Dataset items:
★ ★ ★ ★

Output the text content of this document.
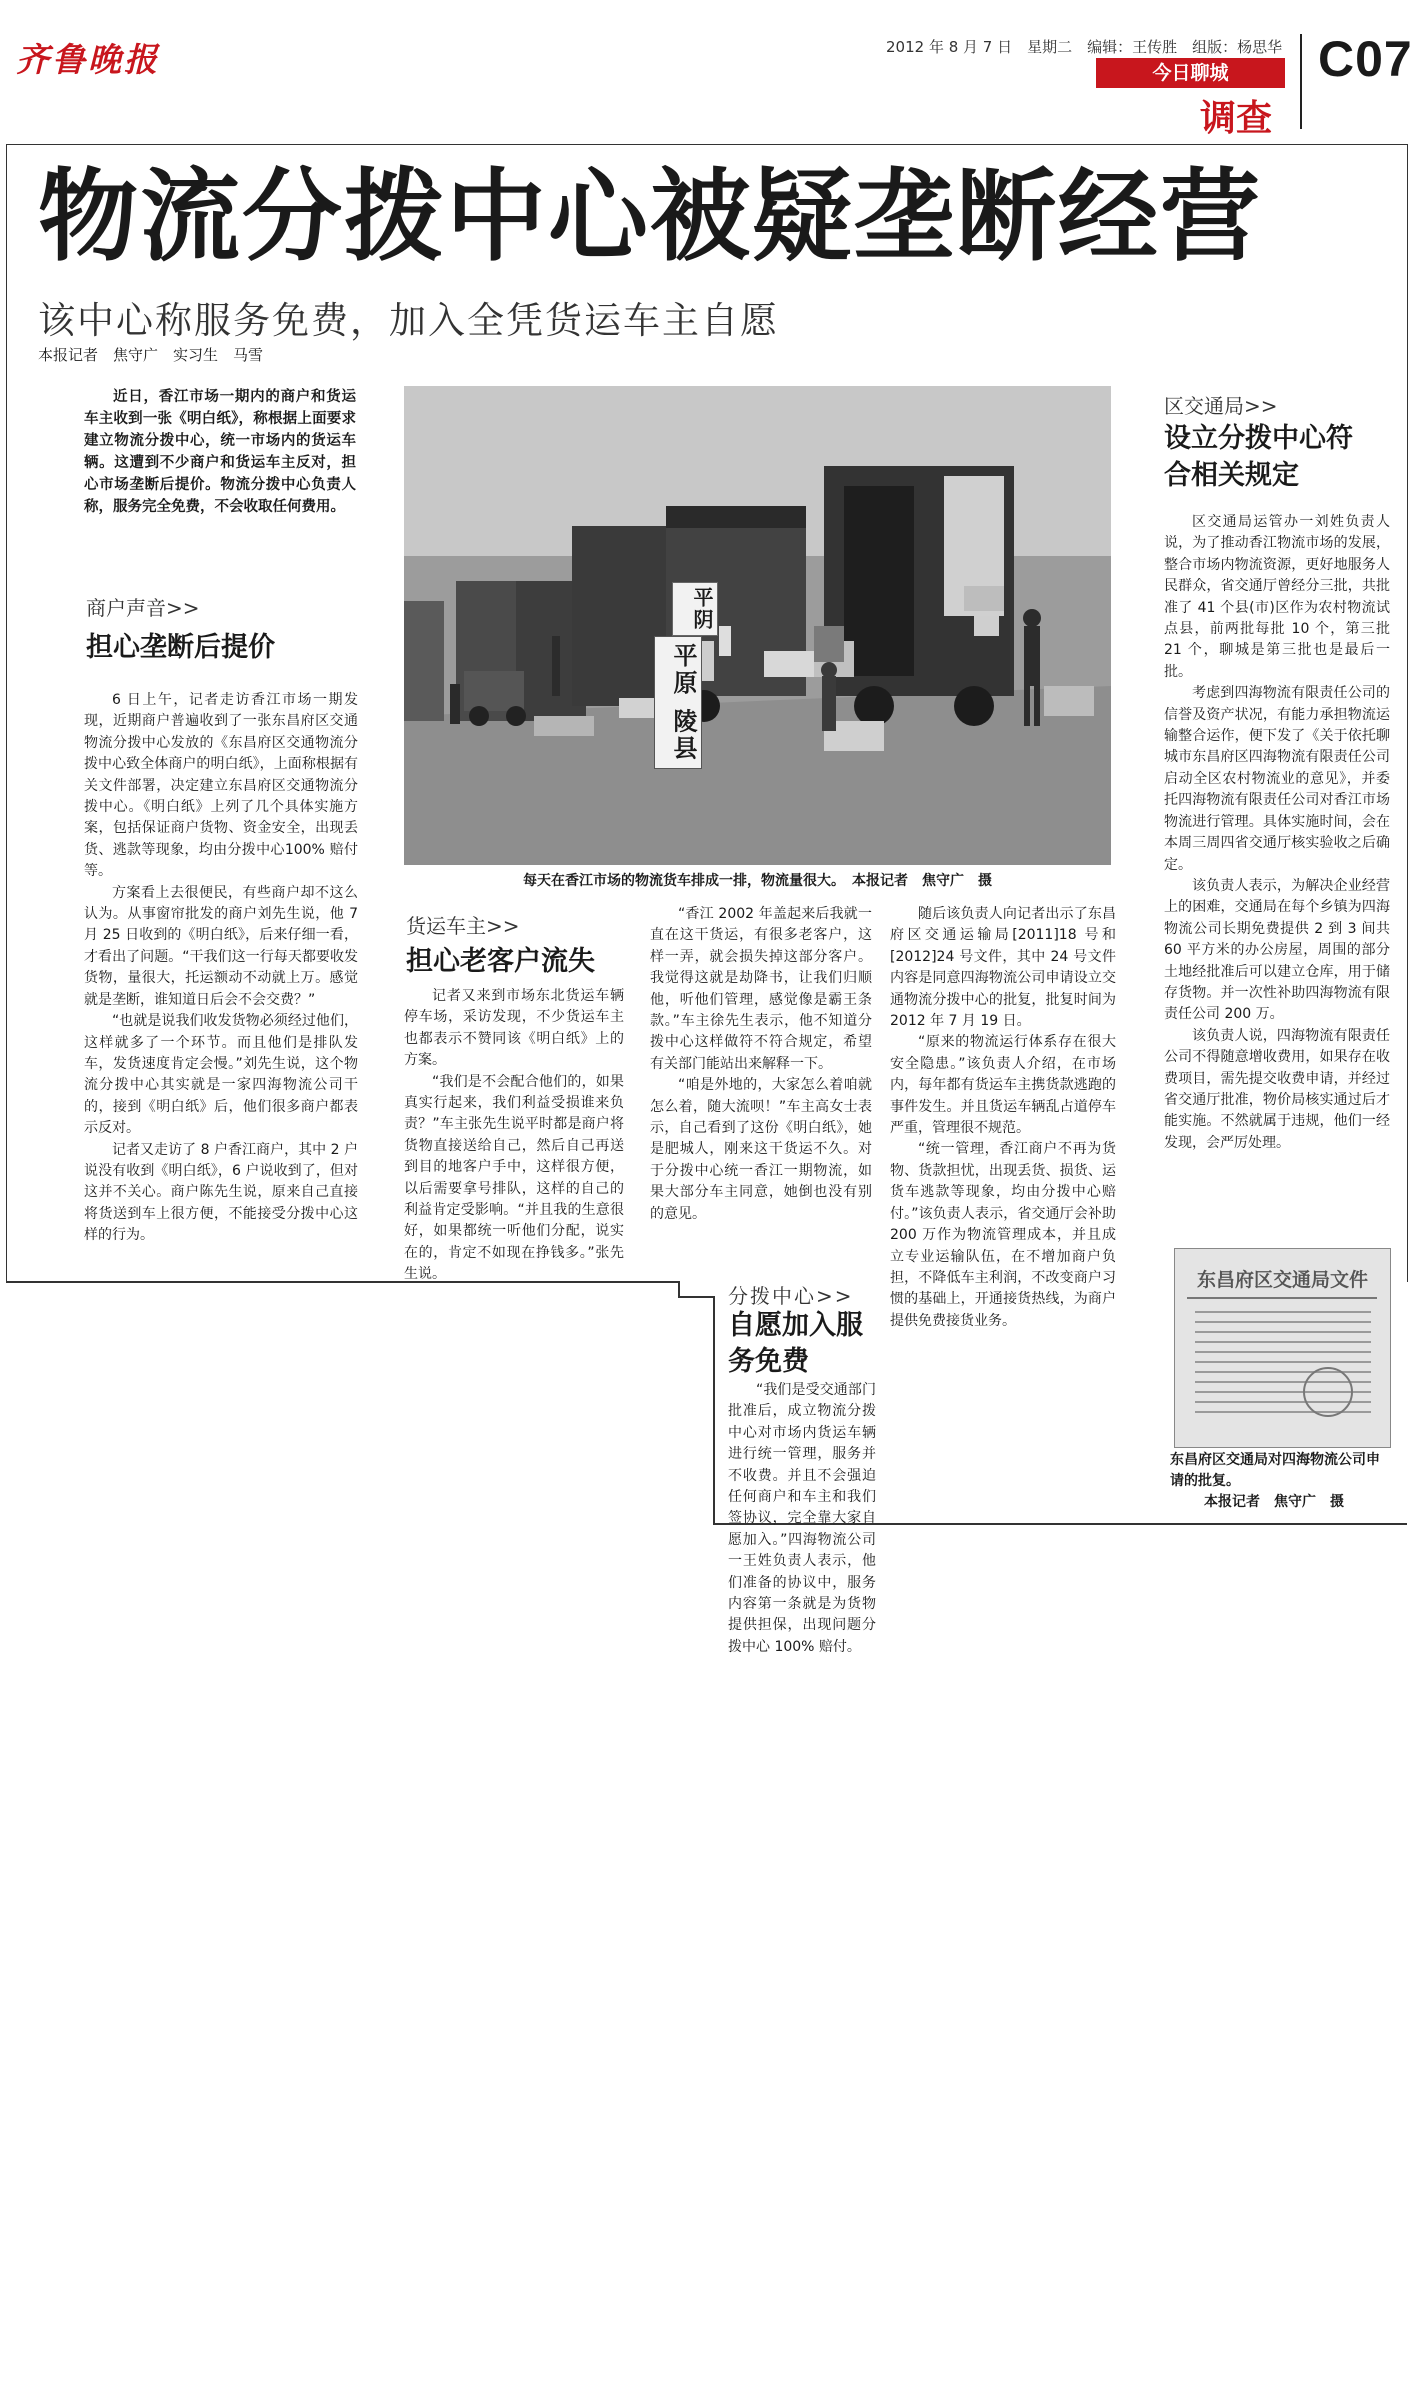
齐鲁晚报	2012 年 8 月 7 日　星期二　编辑：王传胜　组版：杨思华
今日聊城
调查
C07
物流分拨中心被疑垄断经营
该中心称服务免费，加入全凭货运车主自愿
本报记者　焦守广　实习生　马雪

近日，香江市场一期内的商户和货运车主收到一张《明白纸》，称根据上面要求建立物流分拨中心，统一市场内的货运车辆。这遭到不少商户和货运车主反对，担心市场垄断后提价。物流分拨中心负责人称，服务完全免费，不会收取任何费用。

商户声音>>
担心垄断后提价

6 日上午，记者走访香江市场一期发现，近期商户普遍收到了一张东昌府区交通物流分拨中心发放的《东昌府区交通物流分拨中心致全体商户的明白纸》，上面称根据有关文件部署，决定建立东昌府区交通物流分拨中心。《明白纸》上列了几个具体实施方案，包括保证商户货物、资金安全，出现丢货、逃款等现象，均由分拨中心100% 赔付等。

方案看上去很便民，有些商户却不这么认为。从事窗帘批发的商户刘先生说，他 7 月 25 日收到的《明白纸》，后来仔细一看，才看出了问题。“干我们这一行每天都要收发货物，量很大，托运额动不动就上万。感觉就是垄断，谁知道日后会不会交费？”

“也就是说我们收发货物必须经过他们，这样就多了一个环节。而且他们是排队发车，发货速度肯定会慢。”刘先生说，这个物流分拨中心其实就是一家四海物流公司干的，接到《明白纸》后，他们很多商户都表示反对。

记者又走访了 8 户香江商户，其中 2 户说没有收到《明白纸》，6 户说收到了，但对这并不关心。商户陈先生说，原来自己直接将货送到车上很方便，不能接受分拨中心这样的行为。

平阴
平原 陵县
每天在香江市场的物流货车排成一排，物流量很大。　本报记者　焦守广　摄
货运车主>>
担心老客户流失

记者又来到市场东北货运车辆停车场，采访发现，不少货运车主也都表示不赞同该《明白纸》上的方案。

“我们是不会配合他们的，如果真实行起来，我们利益受损谁来负责？”车主张先生说平时都是商户将货物直接送给自己，然后自己再送到目的地客户手中，这样很方便，以后需要拿号排队，这样的自己的利益肯定受影响。“并且我的生意很好，如果都统一听他们分配，说实在的，肯定不如现在挣钱多。”张先生说。

“香江 2002 年盖起来后我就一直在这干货运，有很多老客户，这样一弄，就会损失掉这部分客户。我觉得这就是劫降书，让我们归顺他，听他们管理，感觉像是霸王条款。”车主徐先生表示，他不知道分拨中心这样做符不符合规定，希望有关部门能站出来解释一下。

“咱是外地的，大家怎么着咱就怎么着，随大流呗！”车主高女士表示，自己看到了这份《明白纸》，她是肥城人，刚来这干货运不久。对于分拨中心统一香江一期物流，如果大部分车主同意，她倒也没有别的意见。

分拨中心>>
自愿加入服务免费

“我们是受交通部门批准后，成立物流分拨中心对市场内货运车辆进行统一管理，服务并不收费。并且不会强迫任何商户和车主和我们签协议，完全靠大家自愿加入。”四海物流公司一王姓负责人表示，他们准备的协议中，服务内容第一条就是为货物提供担保，出现问题分拨中心 100% 赔付。

随后该负责人向记者出示了东昌府区交通运输局[2011]18 号和[2012]24 号文件，其中 24 号文件内容是同意四海物流公司申请设立交通物流分拨中心的批复，批复时间为 2012 年 7 月 19 日。

“原来的物流运行体系存在很大安全隐患。”该负责人介绍，在市场内，每年都有货运车主携货款逃跑的事件发生。并且货运车辆乱占道停车严重，管理很不规范。

“统一管理，香江商户不再为货物、货款担忧，出现丢货、损货、运货车逃款等现象，均由分拨中心赔付。”该负责人表示，省交通厅会补助 200 万作为物流管理成本，并且成立专业运输队伍，在不增加商户负担，不降低车主利润，不改变商户习惯的基础上，开通接货热线，为商户提供免费接货业务。

区交通局>>
设立分拨中心符合相关规定

区交通局运管办一刘姓负责人说，为了推动香江物流市场的发展，整合市场内物流资源，更好地服务人民群众，省交通厅曾经分三批，共批准了 41 个县(市)区作为农村物流试点县，前两批每批 10 个，第三批 21 个，聊城是第三批也是最后一批。

考虑到四海物流有限责任公司的信誉及资产状况，有能力承担物流运输整合运作，便下发了《关于依托聊城市东昌府区四海物流有限责任公司启动全区农村物流业的意见》，并委托四海物流有限责任公司对香江市场物流进行管理。具体实施时间，会在本周三周四省交通厅核实验收之后确定。

该负责人表示，为解决企业经营上的困难，交通局在每个乡镇为四海物流公司长期免费提供 2 到 3 间共 60 平方米的办公房屋，周围的部分土地经批准后可以建立仓库，用于储存货物。并一次性补助四海物流有限责任公司 200 万。

该负责人说，四海物流有限责任公司不得随意增收费用，如果存在收费项目，需先提交收费申请，并经过省交通厅批准，物价局核实通过后才能实施。不然就属于违规，他们一经发现，会严厉处理。

东昌府区交通局文件
东昌府区交通局对四海物流公司申请的批复。
本报记者　焦守广　摄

★ ★ ★ ★

→ **What the exercise asks**
Leave out the pictures and give the listing above again exactly.

→ **Result of the task**
Output the text content of this document.
齐鲁晚报	2012 年 8 月 7 日　星期二　编辑：王传胜　组版：杨思华
今日聊城
调查
C07
物流分拨中心被疑垄断经营
该中心称服务免费，加入全凭货运车主自愿
本报记者　焦守广　实习生　马雪

近日，香江市场一期内的商户和货运车主收到一张《明白纸》，称根据上面要求建立物流分拨中心，统一市场内的货运车辆。这遭到不少商户和货运车主反对，担心市场垄断后提价。物流分拨中心负责人称，服务完全免费，不会收取任何费用。

商户声音>>
担心垄断后提价

6 日上午，记者走访香江市场一期发现，近期商户普遍收到了一张东昌府区交通物流分拨中心发放的《东昌府区交通物流分拨中心致全体商户的明白纸》，上面称根据有关文件部署，决定建立东昌府区交通物流分拨中心。《明白纸》上列了几个具体实施方案，包括保证商户货物、资金安全，出现丢货、逃款等现象，均由分拨中心100% 赔付等。

方案看上去很便民，有些商户却不这么认为。从事窗帘批发的商户刘先生说，他 7 月 25 日收到的《明白纸》，后来仔细一看，才看出了问题。“干我们这一行每天都要收发货物，量很大，托运额动不动就上万。感觉就是垄断，谁知道日后会不会交费？”

“也就是说我们收发货物必须经过他们，这样就多了一个环节。而且他们是排队发车，发货速度肯定会慢。”刘先生说，这个物流分拨中心其实就是一家四海物流公司干的，接到《明白纸》后，他们很多商户都表示反对。

记者又走访了 8 户香江商户，其中 2 户说没有收到《明白纸》，6 户说收到了，但对这并不关心。商户陈先生说，原来自己直接将货送到车上很方便，不能接受分拨中心这样的行为。

平阴
平原 陵县
每天在香江市场的物流货车排成一排，物流量很大。　本报记者　焦守广　摄
货运车主>>
担心老客户流失

记者又来到市场东北货运车辆停车场，采访发现，不少货运车主也都表示不赞同该《明白纸》上的方案。

“我们是不会配合他们的，如果真实行起来，我们利益受损谁来负责？”车主张先生说平时都是商户将货物直接送给自己，然后自己再送到目的地客户手中，这样很方便，以后需要拿号排队，这样的自己的利益肯定受影响。“并且我的生意很好，如果都统一听他们分配，说实在的，肯定不如现在挣钱多。”张先生说。

“香江 2002 年盖起来后我就一直在这干货运，有很多老客户，这样一弄，就会损失掉这部分客户。我觉得这就是劫降书，让我们归顺他，听他们管理，感觉像是霸王条款。”车主徐先生表示，他不知道分拨中心这样做符不符合规定，希望有关部门能站出来解释一下。

“咱是外地的，大家怎么着咱就怎么着，随大流呗！”车主高女士表示，自己看到了这份《明白纸》，她是肥城人，刚来这干货运不久。对于分拨中心统一香江一期物流，如果大部分车主同意，她倒也没有别的意见。

分拨中心>>
自愿加入服务免费

“我们是受交通部门批准后，成立物流分拨中心对市场内货运车辆进行统一管理，服务并不收费。并且不会强迫任何商户和车主和我们签协议，完全靠大家自愿加入。”四海物流公司一王姓负责人表示，他们准备的协议中，服务内容第一条就是为货物提供担保，出现问题分拨中心 100% 赔付。

随后该负责人向记者出示了东昌府区交通运输局[2011]18 号和[2012]24 号文件，其中 24 号文件内容是同意四海物流公司申请设立交通物流分拨中心的批复，批复时间为 2012 年 7 月 19 日。

“原来的物流运行体系存在很大安全隐患。”该负责人介绍，在市场内，每年都有货运车主携货款逃跑的事件发生。并且货运车辆乱占道停车严重，管理很不规范。

“统一管理，香江商户不再为货物、货款担忧，出现丢货、损货、运货车逃款等现象，均由分拨中心赔付。”该负责人表示，省交通厅会补助 200 万作为物流管理成本，并且成立专业运输队伍，在不增加商户负担，不降低车主利润，不改变商户习惯的基础上，开通接货热线，为商户提供免费接货业务。

区交通局>>
设立分拨中心符合相关规定

区交通局运管办一刘姓负责人说，为了推动香江物流市场的发展，整合市场内物流资源，更好地服务人民群众，省交通厅曾经分三批，共批准了 41 个县(市)区作为农村物流试点县，前两批每批 10 个，第三批 21 个，聊城是第三批也是最后一批。

考虑到四海物流有限责任公司的信誉及资产状况，有能力承担物流运输整合运作，便下发了《关于依托聊城市东昌府区四海物流有限责任公司启动全区农村物流业的意见》，并委托四海物流有限责任公司对香江市场物流进行管理。具体实施时间，会在本周三周四省交通厅核实验收之后确定。

该负责人表示，为解决企业经营上的困难，交通局在每个乡镇为四海物流公司长期免费提供 2 到 3 间共 60 平方米的办公房屋，周围的部分土地经批准后可以建立仓库，用于储存货物。并一次性补助四海物流有限责任公司 200 万。

该负责人说，四海物流有限责任公司不得随意增收费用，如果存在收费项目，需先提交收费申请，并经过省交通厅批准，物价局核实通过后才能实施。不然就属于违规，他们一经发现，会严厉处理。

东昌府区交通局文件
东昌府区交通局对四海物流公司申请的批复。
本报记者　焦守广　摄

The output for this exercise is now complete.